Bloc de texte ::
Avec ma prochaine date, c’est pas une discussion sur l’herpès qu’il faudra avoir mais plutôt sur mon autre maladie: l’indécision chronique.

Pour la prise de décision, faites affaire avec quelqu’un d’autre.  Quoi que je suis bonne pour donner des conseils, pour peser le pour et le contre, pour le repeser et le soupeser, en livres, en kilos, en sacs de sable…

Ma tête est tellement pleine d’analyses qualitatives et quantitatives, de tableaux comparatifs, de budgets et de probabilités qu’elle n’entend plus mes tripes.  En fait, elles ont elles-mêmes le mal de mer suite à ce brassage d’idées complètement inutile.  La communication est coupée.

Le raisonnement devrait me permettre de prendre une décision éclairée mais il me désoriente plus que tout autre chose.  Par peur de me tromper, je laisse souvent la vie décider pour moi et comme elle a mieux à faire, y’a pas grand chose d’excitant qui m’arrive.

En fait, quand l’occasion se présente, le processus recommence et j’en perds mes moyens… j’en perds aussi souvent l’occasion!

Faut juste que j’apprenne à réfléchir un peu (quand même), prendre une décision et vivre avec les conséquences.  Ce qui, dans mon cas, est plus facile à écrire qu’à exécuter.

Faut vous dire que j’ai même considéré consulter un médium afin que ses cartes me disent quoi faire dans la situation problématique présente.  J’ai rien contre l’idée mais quand on souffre d’indécision chronique, s’en remettre aux autres ne mène pas vers le chemin de la guérison.

Alors je mijote toujours.  Je me suis donné un dead-line.  C’est stressant!  Soit je reste dans  mon confort, en sécurité ou soit je me jette à l’eau, dans l’inconnu et je risque de me la péter d’aplomb.

(Éléments du jeu de données)

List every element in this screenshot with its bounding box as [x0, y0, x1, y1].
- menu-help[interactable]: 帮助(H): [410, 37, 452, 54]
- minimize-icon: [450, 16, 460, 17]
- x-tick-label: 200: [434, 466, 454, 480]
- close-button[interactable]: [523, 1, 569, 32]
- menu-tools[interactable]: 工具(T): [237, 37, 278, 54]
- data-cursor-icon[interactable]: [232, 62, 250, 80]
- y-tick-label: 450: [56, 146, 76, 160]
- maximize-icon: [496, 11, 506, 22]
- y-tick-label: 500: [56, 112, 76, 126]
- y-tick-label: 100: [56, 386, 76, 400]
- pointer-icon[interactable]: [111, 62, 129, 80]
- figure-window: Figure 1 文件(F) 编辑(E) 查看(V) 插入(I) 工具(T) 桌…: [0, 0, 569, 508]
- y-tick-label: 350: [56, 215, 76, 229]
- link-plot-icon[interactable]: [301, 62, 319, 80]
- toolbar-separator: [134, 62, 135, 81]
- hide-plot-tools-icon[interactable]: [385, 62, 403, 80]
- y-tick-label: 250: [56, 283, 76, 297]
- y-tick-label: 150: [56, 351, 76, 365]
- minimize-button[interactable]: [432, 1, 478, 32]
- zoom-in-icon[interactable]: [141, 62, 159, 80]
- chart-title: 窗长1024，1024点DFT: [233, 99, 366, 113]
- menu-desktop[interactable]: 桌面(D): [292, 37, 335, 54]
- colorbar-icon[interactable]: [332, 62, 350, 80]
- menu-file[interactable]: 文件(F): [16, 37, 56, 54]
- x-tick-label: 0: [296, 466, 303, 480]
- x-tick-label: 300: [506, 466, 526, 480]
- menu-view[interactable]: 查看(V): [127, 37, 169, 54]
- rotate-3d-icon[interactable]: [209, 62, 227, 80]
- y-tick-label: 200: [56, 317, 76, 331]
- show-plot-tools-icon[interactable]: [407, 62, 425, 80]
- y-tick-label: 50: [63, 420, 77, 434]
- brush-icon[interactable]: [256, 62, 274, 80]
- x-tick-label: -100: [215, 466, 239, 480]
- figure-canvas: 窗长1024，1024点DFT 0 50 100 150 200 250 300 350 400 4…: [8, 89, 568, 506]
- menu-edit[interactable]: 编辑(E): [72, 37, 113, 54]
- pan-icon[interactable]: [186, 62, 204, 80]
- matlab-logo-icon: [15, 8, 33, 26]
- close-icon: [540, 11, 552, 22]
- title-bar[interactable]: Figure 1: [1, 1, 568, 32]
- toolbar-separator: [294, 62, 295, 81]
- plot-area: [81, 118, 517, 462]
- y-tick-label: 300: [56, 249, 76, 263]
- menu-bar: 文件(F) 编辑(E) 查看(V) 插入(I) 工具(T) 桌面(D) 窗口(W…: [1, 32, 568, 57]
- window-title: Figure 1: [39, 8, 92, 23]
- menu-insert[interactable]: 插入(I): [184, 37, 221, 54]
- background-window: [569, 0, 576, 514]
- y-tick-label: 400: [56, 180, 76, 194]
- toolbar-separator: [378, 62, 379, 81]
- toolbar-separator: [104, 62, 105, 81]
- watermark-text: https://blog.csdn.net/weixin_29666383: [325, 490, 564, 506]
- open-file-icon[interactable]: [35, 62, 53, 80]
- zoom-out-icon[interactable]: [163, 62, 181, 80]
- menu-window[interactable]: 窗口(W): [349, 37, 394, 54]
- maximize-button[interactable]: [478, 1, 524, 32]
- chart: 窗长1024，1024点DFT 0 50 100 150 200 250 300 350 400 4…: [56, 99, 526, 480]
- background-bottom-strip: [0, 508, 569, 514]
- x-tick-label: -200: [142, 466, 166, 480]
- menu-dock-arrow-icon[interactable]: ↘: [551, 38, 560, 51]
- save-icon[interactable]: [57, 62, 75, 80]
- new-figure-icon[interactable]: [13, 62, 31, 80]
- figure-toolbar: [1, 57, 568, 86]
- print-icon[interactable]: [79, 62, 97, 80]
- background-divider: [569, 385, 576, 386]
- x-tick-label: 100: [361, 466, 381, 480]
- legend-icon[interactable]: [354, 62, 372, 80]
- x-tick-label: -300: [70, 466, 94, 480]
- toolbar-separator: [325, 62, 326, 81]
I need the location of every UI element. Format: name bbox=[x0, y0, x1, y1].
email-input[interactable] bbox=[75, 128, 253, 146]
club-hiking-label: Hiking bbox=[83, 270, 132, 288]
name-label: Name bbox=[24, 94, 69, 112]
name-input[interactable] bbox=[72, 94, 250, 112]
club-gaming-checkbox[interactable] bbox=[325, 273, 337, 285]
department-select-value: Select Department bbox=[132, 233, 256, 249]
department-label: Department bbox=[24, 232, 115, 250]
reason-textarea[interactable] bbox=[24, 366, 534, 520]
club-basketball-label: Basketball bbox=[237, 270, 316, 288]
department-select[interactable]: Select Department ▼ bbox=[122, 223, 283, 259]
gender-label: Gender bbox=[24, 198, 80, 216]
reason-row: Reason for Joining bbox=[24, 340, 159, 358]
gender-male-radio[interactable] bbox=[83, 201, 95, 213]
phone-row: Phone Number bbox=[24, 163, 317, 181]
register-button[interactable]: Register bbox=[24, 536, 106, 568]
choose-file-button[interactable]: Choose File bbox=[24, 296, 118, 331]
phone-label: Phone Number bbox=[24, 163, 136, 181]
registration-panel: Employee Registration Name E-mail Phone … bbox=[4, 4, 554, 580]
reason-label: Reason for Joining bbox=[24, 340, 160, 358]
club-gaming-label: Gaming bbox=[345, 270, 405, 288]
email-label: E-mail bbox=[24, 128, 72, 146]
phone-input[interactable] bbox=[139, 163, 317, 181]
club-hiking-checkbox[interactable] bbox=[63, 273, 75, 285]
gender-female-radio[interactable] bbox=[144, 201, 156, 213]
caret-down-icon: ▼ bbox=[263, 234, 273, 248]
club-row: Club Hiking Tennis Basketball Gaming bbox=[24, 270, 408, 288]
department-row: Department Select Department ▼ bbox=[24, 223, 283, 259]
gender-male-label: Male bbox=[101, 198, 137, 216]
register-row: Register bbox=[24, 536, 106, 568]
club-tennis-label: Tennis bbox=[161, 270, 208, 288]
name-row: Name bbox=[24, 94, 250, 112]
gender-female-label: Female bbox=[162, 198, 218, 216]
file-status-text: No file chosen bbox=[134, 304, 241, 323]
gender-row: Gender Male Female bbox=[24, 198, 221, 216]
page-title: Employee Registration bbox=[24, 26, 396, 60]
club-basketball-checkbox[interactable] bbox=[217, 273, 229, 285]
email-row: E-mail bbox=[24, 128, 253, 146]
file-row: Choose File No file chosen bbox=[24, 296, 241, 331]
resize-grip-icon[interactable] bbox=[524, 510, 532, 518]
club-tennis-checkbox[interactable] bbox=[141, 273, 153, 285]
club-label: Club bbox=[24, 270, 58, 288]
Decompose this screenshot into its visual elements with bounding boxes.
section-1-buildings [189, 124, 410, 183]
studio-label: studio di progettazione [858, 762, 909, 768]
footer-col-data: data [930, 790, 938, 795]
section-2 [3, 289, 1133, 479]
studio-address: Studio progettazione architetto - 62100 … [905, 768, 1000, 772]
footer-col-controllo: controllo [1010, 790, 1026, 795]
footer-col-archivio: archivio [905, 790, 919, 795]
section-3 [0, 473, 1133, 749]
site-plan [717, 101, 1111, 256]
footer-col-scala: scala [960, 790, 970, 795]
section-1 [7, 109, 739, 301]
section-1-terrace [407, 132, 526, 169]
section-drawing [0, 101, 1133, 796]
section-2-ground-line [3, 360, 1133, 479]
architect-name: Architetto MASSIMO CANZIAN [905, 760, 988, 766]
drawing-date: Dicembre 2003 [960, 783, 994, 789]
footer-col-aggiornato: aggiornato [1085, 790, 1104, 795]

Questions ::
- A) Répondez à ces questions d'après le texte sur l'indécision :
(i) Quelle « autre maladie » l'auteur dit-elle avoir ?
(ii) Qui a-t-elle songé à consulter pour savoir quoi faire ?
(iii) Qu'est-ce qu'elle s'est donné à la fin du texte ?
- B) Selon le texte sur l'indécision, pourquoi l'auteur ne va-t-elle pas consulter un médium, même si elle n'a rien contre l'idée ?
- C) Imprimez le passage du texte sur l'indécision qui commence aux mots "Le raisonnement devrait" et s'arrête après "d’excitant qui m’arrive.".

Réponses dans l'ordre ::
- A)
(i) L'indécision chronique.
(ii) Un médium.
(iii) Un dead-line.

- B) Quand on souffre d'indécision chronique, s'en remettre aux autres ne mène pas vers le chemin de la guérison.

- C)
Le raisonnement devrait me permettre de prendre une décision éclairée mais il me désoriente plus que tout autre chose.  Par peur de me tromper, je laisse souvent la vie décider pour moi et comme elle a mieux à faire, y’a pas grand chose d’excitant qui m’arrive.